**WRITTEN REQUEST**
Repeat each line of the material below exactly as it appears, minus any pictures.

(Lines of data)
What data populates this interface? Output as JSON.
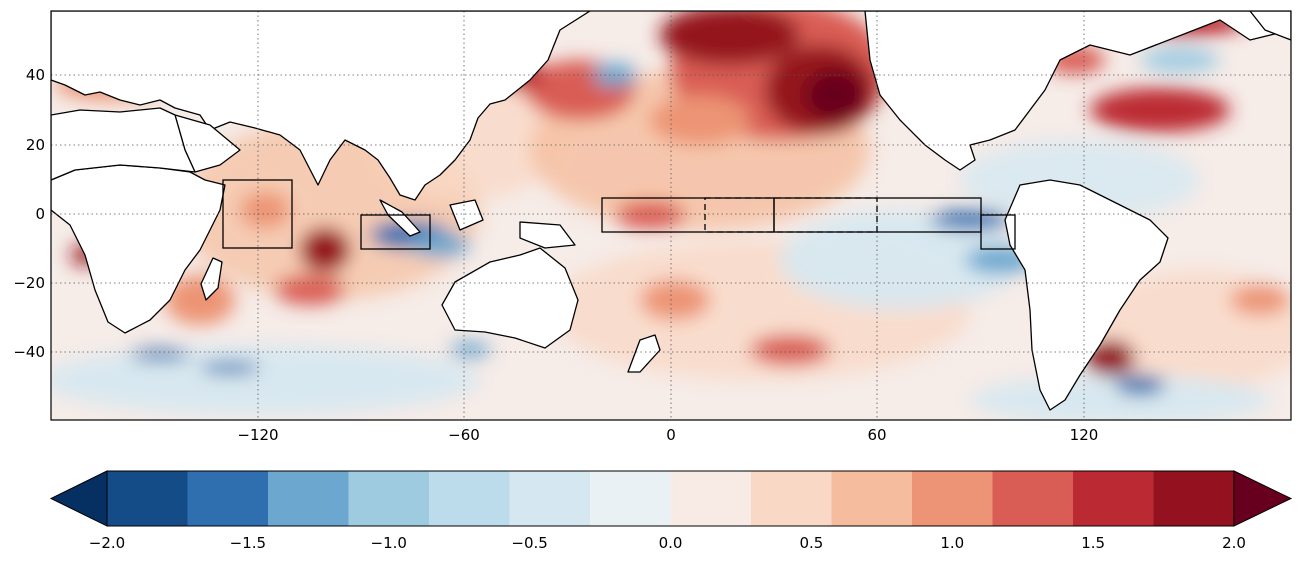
{
  "map": {
    "lat_ticks": [
      "40",
      "20",
      "0",
      "−20",
      "−40"
    ],
    "lon_ticks": [
      "−120",
      "−60",
      "0",
      "60",
      "120"
    ],
    "gridlines": "dotted",
    "colors": {
      "land": "#ffffff",
      "coast": "#000000"
    }
  },
  "colorbar": {
    "labels": [
      "−2.0",
      "−1.5",
      "−1.0",
      "−0.5",
      "0.0",
      "0.5",
      "1.0",
      "1.5",
      "2.0"
    ],
    "range": [
      -2.0,
      2.0
    ],
    "extend": "both",
    "colors": [
      "#053061",
      "#134c87",
      "#2f6fb0",
      "#6ca7cf",
      "#9fcbe1",
      "#bcdceb",
      "#d5e8f1",
      "#eaf1f4",
      "#f8ebe5",
      "#f9d8c6",
      "#f5bd9d",
      "#ec9475",
      "#d95d54",
      "#bb2a33",
      "#94121f",
      "#67001f"
    ]
  }
}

**SOLUTION BELOW**
What data populates this interface? Output as JSON.
{
  "map": {
    "lat_ticks": [
      "40",
      "20",
      "0",
      "−20",
      "−40"
    ],
    "lon_ticks": [
      "−120",
      "−60",
      "0",
      "60",
      "120"
    ],
    "gridlines": "dotted",
    "colors": {
      "land": "#ffffff",
      "coast": "#000000"
    }
  },
  "colorbar": {
    "labels": [
      "−2.0",
      "−1.5",
      "−1.0",
      "−0.5",
      "0.0",
      "0.5",
      "1.0",
      "1.5",
      "2.0"
    ],
    "range": [
      -2.0,
      2.0
    ],
    "extend": "both",
    "colors": [
      "#053061",
      "#134c87",
      "#2f6fb0",
      "#6ca7cf",
      "#9fcbe1",
      "#bcdceb",
      "#d5e8f1",
      "#eaf1f4",
      "#f8ebe5",
      "#f9d8c6",
      "#f5bd9d",
      "#ec9475",
      "#d95d54",
      "#bb2a33",
      "#94121f",
      "#67001f"
    ]
  }
}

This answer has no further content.